■ **Exercise prompt**
Wherever the string "description" appears in a line, extract that line.

■ **Dataset excerpts**

____

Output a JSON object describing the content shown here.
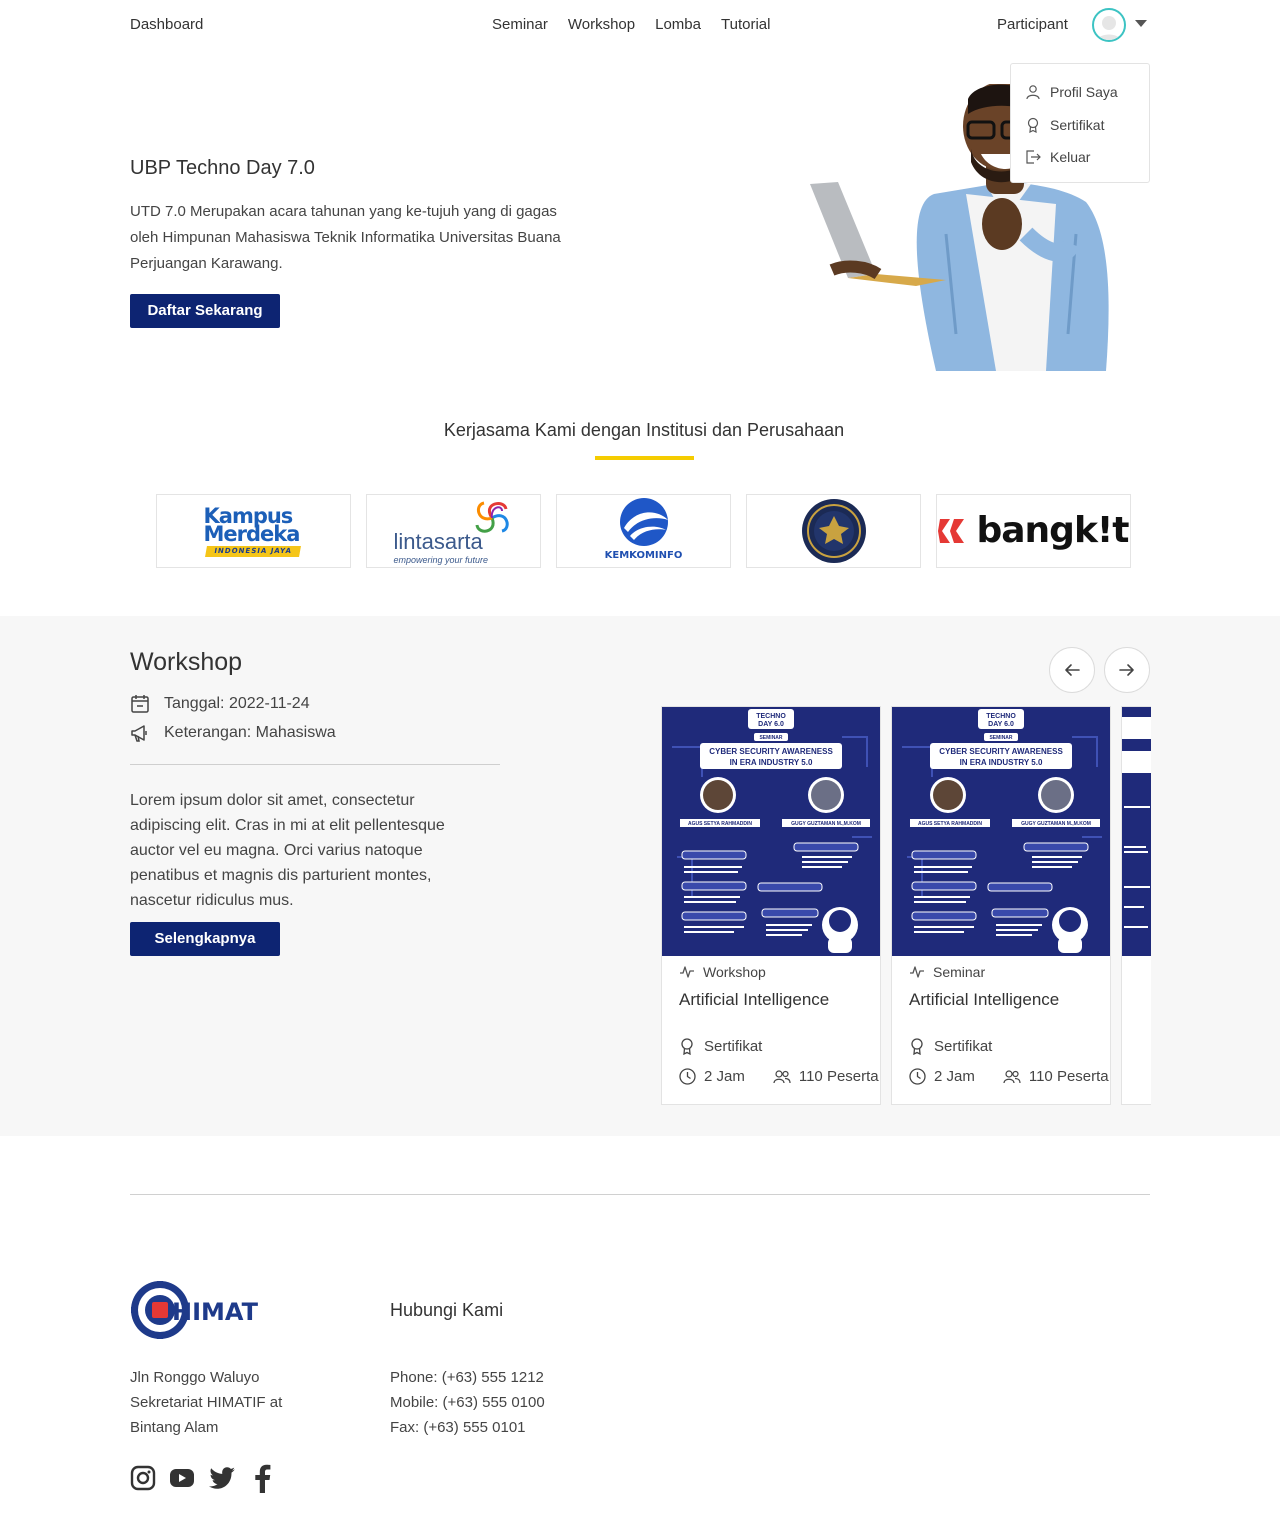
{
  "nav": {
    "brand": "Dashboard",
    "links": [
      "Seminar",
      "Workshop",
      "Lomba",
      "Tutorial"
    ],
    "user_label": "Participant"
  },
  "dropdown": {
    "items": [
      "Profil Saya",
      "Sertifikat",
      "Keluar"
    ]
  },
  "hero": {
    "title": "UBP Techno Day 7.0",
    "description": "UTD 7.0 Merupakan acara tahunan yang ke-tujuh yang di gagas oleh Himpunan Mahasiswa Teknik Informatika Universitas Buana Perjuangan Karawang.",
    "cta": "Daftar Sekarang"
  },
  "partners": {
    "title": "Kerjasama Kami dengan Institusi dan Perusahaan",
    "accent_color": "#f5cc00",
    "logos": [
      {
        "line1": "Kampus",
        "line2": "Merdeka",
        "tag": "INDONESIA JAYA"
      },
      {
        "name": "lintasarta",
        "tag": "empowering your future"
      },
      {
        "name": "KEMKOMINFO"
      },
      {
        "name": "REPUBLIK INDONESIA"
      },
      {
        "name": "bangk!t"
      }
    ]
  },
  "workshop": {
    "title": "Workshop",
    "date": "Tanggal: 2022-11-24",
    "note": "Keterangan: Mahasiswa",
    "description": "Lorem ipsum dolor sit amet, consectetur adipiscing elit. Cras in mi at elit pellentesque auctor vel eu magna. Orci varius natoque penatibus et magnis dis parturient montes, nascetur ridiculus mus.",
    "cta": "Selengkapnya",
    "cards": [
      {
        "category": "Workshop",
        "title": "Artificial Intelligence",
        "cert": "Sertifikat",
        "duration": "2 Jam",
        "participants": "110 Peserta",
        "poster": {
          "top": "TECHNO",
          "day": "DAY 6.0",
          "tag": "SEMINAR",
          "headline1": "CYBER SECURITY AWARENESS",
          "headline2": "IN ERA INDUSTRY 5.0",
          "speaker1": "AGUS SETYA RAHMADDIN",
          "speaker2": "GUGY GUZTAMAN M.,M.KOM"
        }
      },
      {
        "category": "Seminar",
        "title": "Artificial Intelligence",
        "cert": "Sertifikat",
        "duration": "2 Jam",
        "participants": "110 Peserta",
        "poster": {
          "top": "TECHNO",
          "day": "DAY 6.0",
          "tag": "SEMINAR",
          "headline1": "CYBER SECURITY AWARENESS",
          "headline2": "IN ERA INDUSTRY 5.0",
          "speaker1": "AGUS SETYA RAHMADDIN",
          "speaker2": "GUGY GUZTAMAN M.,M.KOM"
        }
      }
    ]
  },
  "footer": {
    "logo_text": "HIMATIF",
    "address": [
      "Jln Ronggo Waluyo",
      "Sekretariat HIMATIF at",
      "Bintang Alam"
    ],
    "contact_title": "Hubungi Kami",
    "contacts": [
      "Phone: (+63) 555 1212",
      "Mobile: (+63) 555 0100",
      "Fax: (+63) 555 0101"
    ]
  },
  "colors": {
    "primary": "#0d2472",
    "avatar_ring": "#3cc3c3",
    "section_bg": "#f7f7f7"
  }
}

____

■ **Expected output**
    "description": "UTD 7.0 Merupakan acara tahunan yang ke-tujuh yang di gagas oleh Himpunan Mahasiswa Teknik Informatika Universitas Buana Perjuangan Karawang.",
    "description": "Lorem ipsum dolor sit amet, consectetur adipiscing elit. Cras in mi at elit pellentesque auctor vel eu magna. Orci varius natoque penatibus et magnis dis parturient montes, nascetur ridiculus mus.",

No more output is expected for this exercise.